DIRECTION = Repeat, unchanged, the lines of the records between the line holding "colorbar-tick-label: 1 <box>343" and the line holding "colorbar-tick-label: −2 <box>94", inclusive.

[Region annotation records]
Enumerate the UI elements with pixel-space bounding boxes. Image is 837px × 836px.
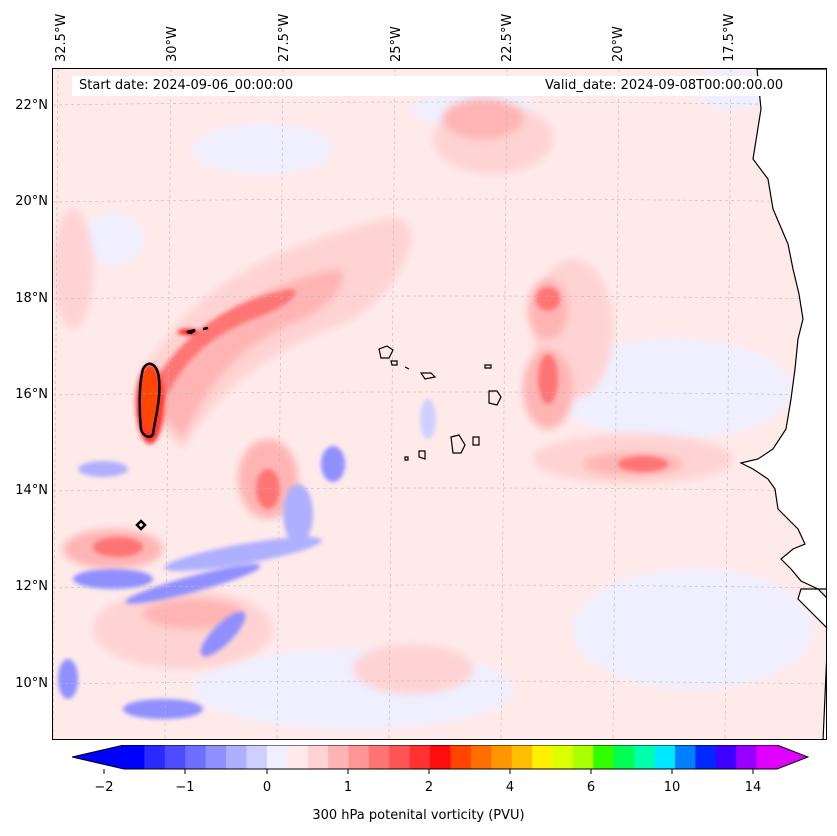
colorbar-tick-label: 1 <box>343 780 353 795</box>
colorbar-max-extension <box>777 745 808 769</box>
colorbar-tick-label: 14 <box>744 780 762 795</box>
african-coastline <box>739 69 826 739</box>
colorbar-tick-label: −2 <box>94 780 114 795</box>
colorbar-swatch <box>634 745 656 769</box>
lat-tick-label: 18°N <box>15 291 48 306</box>
colorbar-swatch <box>756 745 778 769</box>
colorbar <box>72 745 809 774</box>
colorbar-swatch <box>593 745 615 769</box>
lat-tick-label: 20°N <box>15 194 48 209</box>
lat-tick-label: 12°N <box>15 579 48 594</box>
lon-tick-label: 25°W <box>389 26 404 62</box>
colorbar-swatch <box>368 745 390 769</box>
lat-tick-label: 14°N <box>15 483 48 498</box>
colorbar-swatch <box>205 745 227 769</box>
colorbar-swatch <box>674 745 696 769</box>
lat-tick-label: 22°N <box>15 98 48 113</box>
lon-tick-label: 32.5°W <box>54 13 69 62</box>
colorbar-swatch <box>532 745 554 769</box>
colorbar-tick-label: 4 <box>505 780 515 795</box>
colorbar-swatch <box>654 745 676 769</box>
colorbar-tick-label: 0 <box>262 780 272 795</box>
colorbar-swatch <box>409 745 431 769</box>
graticule <box>53 69 826 739</box>
colorbar-tick-label: 10 <box>663 780 681 795</box>
colorbar-outline <box>72 745 809 770</box>
colorbar-swatch <box>552 745 574 769</box>
colorbar-tick-label: 6 <box>586 780 596 795</box>
colorbar-swatch <box>389 745 411 769</box>
lon-tick-label: 17.5°W <box>722 13 737 62</box>
colorbar-swatch <box>511 745 533 769</box>
colorbar-swatch <box>246 745 268 769</box>
negative-pv-streaks <box>58 399 436 719</box>
map-panel <box>52 68 827 740</box>
colorbar-swatch <box>328 745 349 769</box>
colorbar-swatch <box>266 745 288 769</box>
colorbar-swatch <box>307 745 329 769</box>
colorbar-swatch <box>348 745 370 769</box>
lon-tick-label: 27.5°W <box>277 13 292 62</box>
colorbar-swatch <box>695 745 717 769</box>
cape-verde-islands <box>378 345 502 461</box>
lon-tick-label: 20°W <box>611 26 626 62</box>
valid-date-label: Valid_date: 2024-09-08T00:00:00.00 <box>545 78 784 93</box>
pv-contour <box>135 326 209 531</box>
colorbar-swatch <box>287 745 309 769</box>
colorbar-tick-label: −1 <box>175 780 195 795</box>
colorbar-tick-label: 2 <box>424 780 434 795</box>
colorbar-swatch <box>144 745 166 769</box>
colorbar-swatch <box>164 745 186 769</box>
colorbar-swatch <box>715 745 737 769</box>
potential-vorticity-map <box>53 69 826 739</box>
colorbar-swatch <box>124 745 145 769</box>
date-info-bar <box>72 76 809 96</box>
colorbar-swatch <box>430 745 451 769</box>
start-date-label: Start date: 2024-09-06_00:00:00 <box>79 78 294 93</box>
colorbar-swatch <box>491 745 513 769</box>
colorbar-swatch <box>470 745 492 769</box>
colorbar-swatch <box>185 745 207 769</box>
colorbar-min-extension <box>72 745 124 769</box>
colorbar-swatch <box>736 745 758 769</box>
lon-tick-label: 30°W <box>165 26 180 62</box>
colorbar-swatch <box>226 745 247 769</box>
lon-tick-label: 22.5°W <box>500 13 515 62</box>
colorbar-swatch <box>613 745 635 769</box>
colorbar-swatch <box>572 745 594 769</box>
lat-tick-label: 16°N <box>15 387 48 402</box>
colorbar-swatch <box>450 745 472 769</box>
lat-tick-label: 10°N <box>15 676 48 691</box>
colorbar-label: 300 hPa potenital vorticity (PVU) <box>312 808 525 823</box>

RESPONSE =
colorbar-tick-label: 1 <box>343 780 353 795</box>
colorbar-max-extension <box>777 745 808 769</box>
colorbar-tick-label: 14 <box>744 780 762 795</box>
african-coastline <box>739 69 826 739</box>
colorbar-tick-label: −2 <box>94 780 114 795</box>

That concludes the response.